What is being asked >>
Search the data for the string "Note", and report each line where it is found.

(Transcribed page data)
━━━━

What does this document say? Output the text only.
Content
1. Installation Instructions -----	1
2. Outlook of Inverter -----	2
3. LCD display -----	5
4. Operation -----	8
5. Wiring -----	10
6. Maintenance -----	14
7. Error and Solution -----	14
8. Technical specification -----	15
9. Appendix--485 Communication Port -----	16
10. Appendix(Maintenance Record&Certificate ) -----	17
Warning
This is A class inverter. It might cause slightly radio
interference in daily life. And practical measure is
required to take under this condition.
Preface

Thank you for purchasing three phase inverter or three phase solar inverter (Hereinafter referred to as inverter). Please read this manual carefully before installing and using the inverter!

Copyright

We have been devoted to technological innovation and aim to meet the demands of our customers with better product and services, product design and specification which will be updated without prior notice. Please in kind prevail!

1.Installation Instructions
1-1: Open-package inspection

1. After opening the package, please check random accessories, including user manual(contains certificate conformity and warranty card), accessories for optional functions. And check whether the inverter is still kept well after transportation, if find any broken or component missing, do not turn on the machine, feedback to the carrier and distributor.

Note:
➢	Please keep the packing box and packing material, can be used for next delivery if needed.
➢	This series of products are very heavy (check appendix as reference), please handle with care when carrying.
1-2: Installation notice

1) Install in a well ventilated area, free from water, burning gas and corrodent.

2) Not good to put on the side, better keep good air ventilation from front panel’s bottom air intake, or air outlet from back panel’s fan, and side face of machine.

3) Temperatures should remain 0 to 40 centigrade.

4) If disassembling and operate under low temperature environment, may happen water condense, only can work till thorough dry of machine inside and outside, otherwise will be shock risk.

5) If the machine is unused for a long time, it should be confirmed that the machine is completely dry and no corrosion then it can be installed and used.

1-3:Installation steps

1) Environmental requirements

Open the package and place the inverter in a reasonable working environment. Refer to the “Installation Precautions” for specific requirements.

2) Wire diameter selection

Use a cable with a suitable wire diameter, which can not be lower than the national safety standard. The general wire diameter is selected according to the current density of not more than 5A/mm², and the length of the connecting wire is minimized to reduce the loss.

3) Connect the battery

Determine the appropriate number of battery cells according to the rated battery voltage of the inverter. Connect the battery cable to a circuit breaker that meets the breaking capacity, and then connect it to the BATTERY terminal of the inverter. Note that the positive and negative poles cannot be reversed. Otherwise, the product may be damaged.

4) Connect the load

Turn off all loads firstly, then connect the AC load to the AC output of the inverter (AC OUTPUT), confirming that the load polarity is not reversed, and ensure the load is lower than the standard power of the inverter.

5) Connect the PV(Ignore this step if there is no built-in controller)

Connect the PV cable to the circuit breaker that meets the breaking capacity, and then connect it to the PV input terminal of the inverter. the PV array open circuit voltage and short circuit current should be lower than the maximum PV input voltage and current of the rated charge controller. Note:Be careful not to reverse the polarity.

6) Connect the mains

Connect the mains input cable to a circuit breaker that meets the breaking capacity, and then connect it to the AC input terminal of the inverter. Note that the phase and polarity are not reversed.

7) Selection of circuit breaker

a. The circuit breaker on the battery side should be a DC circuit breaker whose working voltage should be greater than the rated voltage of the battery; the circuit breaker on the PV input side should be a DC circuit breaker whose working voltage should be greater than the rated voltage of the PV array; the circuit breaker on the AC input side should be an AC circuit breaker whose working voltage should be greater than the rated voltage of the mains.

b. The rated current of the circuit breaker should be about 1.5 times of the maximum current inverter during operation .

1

━━━━

Answer space >>
Note:
Determine the appropriate number of battery cells according to the rated battery voltage of the inverter. Connect the battery cable to a circuit breaker that meets the breaking capacity, and then connect it to the BATTERY terminal of the inverter. Note that the positive and negative poles cannot be reversed. Otherwise, the product may be damaged.
Connect the PV cable to the circuit breaker that meets the breaking capacity, and then connect it to the PV input terminal of the inverter. the PV array open circuit voltage and short circuit current should be lower than the maximum PV input voltage and current of the rated charge controller. Note:Be careful not to reverse the polarity.
Connect the mains input cable to a circuit breaker that meets the breaking capacity, and then connect it to the AC input terminal of the inverter. Note that the phase and polarity are not reversed.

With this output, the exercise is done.